### Instructions for the task:
Pick out every line of the entries below where "lardons" occurs, and copy those lines.

===============

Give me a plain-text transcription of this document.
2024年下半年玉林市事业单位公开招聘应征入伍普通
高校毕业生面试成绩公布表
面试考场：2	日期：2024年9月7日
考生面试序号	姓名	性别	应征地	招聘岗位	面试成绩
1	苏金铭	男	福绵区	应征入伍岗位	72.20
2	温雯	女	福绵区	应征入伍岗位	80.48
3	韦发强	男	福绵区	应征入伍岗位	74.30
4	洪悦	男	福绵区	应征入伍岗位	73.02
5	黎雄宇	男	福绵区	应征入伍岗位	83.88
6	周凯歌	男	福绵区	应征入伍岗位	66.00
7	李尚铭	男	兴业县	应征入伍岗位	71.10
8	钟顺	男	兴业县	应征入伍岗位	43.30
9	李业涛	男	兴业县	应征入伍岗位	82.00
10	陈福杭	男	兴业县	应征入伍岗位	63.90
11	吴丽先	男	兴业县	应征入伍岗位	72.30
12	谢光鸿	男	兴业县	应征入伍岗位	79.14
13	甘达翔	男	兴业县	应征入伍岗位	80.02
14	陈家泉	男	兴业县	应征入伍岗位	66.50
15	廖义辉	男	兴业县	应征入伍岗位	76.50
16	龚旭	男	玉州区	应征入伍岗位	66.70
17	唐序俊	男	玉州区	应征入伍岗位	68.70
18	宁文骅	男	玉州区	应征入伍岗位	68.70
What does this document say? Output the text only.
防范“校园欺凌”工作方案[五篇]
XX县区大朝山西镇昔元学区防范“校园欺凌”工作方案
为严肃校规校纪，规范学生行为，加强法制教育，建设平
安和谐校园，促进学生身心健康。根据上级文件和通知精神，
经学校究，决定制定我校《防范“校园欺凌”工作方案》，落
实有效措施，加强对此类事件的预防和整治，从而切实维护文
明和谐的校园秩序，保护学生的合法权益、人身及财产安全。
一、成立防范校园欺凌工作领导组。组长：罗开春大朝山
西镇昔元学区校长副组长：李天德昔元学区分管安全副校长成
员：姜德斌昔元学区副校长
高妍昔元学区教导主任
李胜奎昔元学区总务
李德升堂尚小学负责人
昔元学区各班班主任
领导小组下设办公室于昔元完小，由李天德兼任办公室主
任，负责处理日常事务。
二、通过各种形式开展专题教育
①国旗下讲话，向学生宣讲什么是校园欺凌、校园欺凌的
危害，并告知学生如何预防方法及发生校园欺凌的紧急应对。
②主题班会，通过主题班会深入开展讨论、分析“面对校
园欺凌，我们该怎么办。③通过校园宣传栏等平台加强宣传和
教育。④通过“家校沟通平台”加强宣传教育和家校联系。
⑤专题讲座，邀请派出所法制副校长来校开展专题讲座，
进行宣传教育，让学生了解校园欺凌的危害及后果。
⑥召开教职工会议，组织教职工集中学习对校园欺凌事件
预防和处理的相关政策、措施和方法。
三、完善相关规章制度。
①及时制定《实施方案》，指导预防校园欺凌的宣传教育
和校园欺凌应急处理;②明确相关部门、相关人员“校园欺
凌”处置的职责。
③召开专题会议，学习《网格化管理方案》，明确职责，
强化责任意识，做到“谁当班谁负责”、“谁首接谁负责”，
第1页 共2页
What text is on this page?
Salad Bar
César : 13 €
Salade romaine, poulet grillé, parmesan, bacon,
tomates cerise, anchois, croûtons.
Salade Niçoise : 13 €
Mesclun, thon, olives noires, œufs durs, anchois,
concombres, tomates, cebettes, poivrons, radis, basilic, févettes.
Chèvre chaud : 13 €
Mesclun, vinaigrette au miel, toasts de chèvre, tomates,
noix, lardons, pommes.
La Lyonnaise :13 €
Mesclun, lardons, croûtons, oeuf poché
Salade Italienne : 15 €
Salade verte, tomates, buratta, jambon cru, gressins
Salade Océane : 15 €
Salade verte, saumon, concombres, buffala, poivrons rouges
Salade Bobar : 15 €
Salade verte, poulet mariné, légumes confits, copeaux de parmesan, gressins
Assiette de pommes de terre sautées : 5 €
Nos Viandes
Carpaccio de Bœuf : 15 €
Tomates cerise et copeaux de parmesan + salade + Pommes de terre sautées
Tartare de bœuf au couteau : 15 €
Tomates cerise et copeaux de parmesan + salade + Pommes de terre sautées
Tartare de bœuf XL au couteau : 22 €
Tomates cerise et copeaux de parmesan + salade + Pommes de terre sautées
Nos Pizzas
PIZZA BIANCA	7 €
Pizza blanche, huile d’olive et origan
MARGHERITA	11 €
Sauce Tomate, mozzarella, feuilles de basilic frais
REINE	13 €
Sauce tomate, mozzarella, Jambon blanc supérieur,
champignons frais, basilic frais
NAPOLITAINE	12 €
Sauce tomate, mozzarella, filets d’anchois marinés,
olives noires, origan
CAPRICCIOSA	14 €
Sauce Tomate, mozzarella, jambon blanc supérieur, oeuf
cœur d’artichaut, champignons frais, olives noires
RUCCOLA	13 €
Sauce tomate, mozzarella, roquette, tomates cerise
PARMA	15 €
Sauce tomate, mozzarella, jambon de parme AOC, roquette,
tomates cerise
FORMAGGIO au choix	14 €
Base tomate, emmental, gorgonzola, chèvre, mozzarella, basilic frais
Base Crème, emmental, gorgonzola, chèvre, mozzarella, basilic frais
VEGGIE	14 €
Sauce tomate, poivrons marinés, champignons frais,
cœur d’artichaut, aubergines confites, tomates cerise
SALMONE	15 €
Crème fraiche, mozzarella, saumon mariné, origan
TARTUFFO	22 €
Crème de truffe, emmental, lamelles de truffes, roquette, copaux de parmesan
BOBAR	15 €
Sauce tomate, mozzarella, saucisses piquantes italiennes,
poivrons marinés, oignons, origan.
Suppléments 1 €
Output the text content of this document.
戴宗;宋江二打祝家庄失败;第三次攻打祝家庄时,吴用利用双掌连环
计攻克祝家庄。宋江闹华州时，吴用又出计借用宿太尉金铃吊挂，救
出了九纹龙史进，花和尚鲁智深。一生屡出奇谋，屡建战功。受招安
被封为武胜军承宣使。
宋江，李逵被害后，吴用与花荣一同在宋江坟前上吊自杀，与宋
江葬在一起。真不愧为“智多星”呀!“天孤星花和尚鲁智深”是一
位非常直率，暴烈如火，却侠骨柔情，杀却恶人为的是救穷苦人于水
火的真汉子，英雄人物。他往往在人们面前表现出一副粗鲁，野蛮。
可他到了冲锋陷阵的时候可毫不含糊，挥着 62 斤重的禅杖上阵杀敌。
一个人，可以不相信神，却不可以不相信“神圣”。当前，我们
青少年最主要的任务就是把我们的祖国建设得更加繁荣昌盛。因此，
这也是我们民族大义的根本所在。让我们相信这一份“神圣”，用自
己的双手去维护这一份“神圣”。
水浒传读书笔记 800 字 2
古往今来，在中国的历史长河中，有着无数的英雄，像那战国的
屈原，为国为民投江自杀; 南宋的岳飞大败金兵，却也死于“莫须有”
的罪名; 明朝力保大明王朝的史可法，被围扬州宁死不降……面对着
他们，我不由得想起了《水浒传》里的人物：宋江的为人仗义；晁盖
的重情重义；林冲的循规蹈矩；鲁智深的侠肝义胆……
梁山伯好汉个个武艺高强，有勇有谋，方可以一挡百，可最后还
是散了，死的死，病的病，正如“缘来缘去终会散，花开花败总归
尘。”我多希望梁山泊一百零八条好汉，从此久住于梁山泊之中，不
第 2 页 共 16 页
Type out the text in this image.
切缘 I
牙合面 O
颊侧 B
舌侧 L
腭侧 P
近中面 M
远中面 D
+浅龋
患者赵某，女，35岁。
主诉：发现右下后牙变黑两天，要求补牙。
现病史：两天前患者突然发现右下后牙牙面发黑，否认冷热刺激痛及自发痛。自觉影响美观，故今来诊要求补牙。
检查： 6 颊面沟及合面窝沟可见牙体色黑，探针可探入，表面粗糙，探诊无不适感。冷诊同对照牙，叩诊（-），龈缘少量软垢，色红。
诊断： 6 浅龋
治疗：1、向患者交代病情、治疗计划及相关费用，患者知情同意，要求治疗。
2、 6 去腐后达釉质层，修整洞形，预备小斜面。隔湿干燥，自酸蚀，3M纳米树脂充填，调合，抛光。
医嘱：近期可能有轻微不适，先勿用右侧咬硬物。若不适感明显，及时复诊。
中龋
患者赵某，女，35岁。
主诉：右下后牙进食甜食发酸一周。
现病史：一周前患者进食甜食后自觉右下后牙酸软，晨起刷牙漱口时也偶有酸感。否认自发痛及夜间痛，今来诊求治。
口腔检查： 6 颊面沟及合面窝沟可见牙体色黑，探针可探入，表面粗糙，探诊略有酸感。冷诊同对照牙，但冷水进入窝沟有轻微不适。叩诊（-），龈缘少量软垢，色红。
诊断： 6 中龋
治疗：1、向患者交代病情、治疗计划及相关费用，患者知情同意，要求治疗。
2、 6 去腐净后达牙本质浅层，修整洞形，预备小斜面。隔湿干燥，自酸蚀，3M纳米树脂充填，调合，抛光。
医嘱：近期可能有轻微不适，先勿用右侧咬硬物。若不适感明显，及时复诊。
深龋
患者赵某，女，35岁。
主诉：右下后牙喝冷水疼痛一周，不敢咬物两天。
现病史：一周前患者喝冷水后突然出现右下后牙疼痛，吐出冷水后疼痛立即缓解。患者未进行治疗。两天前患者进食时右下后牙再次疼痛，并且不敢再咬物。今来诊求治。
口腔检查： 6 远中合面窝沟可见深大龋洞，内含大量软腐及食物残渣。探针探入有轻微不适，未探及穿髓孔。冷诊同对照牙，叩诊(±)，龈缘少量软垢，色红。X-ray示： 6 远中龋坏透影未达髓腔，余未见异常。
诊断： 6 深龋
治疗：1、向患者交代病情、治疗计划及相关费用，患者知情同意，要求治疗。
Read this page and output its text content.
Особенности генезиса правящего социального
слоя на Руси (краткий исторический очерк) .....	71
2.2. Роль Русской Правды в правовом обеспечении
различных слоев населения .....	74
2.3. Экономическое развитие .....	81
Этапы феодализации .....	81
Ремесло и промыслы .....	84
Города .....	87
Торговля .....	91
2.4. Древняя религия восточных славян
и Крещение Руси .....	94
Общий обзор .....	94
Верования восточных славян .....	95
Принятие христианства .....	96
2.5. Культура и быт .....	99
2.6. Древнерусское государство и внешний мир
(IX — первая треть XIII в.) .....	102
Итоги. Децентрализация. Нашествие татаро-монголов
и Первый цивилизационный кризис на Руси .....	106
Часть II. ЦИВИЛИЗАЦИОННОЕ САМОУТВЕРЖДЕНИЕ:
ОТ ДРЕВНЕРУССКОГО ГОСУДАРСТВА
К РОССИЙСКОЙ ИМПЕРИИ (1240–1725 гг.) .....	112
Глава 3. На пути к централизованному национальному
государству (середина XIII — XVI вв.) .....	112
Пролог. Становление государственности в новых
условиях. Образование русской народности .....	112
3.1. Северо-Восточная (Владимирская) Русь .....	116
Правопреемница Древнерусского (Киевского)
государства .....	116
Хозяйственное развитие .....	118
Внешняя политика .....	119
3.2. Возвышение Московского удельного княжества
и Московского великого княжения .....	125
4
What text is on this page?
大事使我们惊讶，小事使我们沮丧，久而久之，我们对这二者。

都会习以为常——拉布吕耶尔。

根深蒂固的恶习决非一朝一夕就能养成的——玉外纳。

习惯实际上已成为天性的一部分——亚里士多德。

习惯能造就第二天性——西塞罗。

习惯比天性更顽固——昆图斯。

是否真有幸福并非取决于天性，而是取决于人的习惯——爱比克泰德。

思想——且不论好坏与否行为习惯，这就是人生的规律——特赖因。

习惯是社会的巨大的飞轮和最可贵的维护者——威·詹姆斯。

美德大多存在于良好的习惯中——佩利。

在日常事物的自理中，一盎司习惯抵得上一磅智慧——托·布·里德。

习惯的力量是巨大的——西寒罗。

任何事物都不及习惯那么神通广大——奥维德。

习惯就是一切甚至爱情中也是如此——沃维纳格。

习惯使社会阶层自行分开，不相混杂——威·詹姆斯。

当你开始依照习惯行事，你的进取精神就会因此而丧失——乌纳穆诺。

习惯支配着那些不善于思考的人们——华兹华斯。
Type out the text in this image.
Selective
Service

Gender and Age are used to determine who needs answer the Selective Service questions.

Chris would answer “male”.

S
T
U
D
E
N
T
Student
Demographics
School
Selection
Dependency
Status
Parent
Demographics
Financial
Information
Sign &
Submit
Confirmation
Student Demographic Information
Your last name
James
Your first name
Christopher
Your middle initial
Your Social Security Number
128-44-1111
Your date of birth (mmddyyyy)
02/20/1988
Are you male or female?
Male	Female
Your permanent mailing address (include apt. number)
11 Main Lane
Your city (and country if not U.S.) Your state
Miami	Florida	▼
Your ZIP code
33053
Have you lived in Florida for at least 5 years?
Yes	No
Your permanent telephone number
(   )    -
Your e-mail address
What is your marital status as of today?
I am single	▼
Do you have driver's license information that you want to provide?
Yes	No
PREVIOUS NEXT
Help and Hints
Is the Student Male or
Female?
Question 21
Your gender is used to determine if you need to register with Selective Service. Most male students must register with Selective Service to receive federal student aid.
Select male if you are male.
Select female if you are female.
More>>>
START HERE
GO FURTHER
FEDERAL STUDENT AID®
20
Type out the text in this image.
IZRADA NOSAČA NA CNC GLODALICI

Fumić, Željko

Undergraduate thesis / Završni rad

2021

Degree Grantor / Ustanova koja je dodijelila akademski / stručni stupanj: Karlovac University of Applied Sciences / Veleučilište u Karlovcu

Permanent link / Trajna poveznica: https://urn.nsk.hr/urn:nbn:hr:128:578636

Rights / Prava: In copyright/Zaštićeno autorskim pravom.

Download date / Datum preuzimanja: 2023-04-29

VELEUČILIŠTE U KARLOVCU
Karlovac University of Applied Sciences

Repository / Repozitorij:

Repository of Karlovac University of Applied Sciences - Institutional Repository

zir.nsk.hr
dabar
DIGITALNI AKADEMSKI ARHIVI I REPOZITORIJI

===============

### In response:
noix, lardons, pommes.
Mesclun, lardons, croûtons, oeuf poché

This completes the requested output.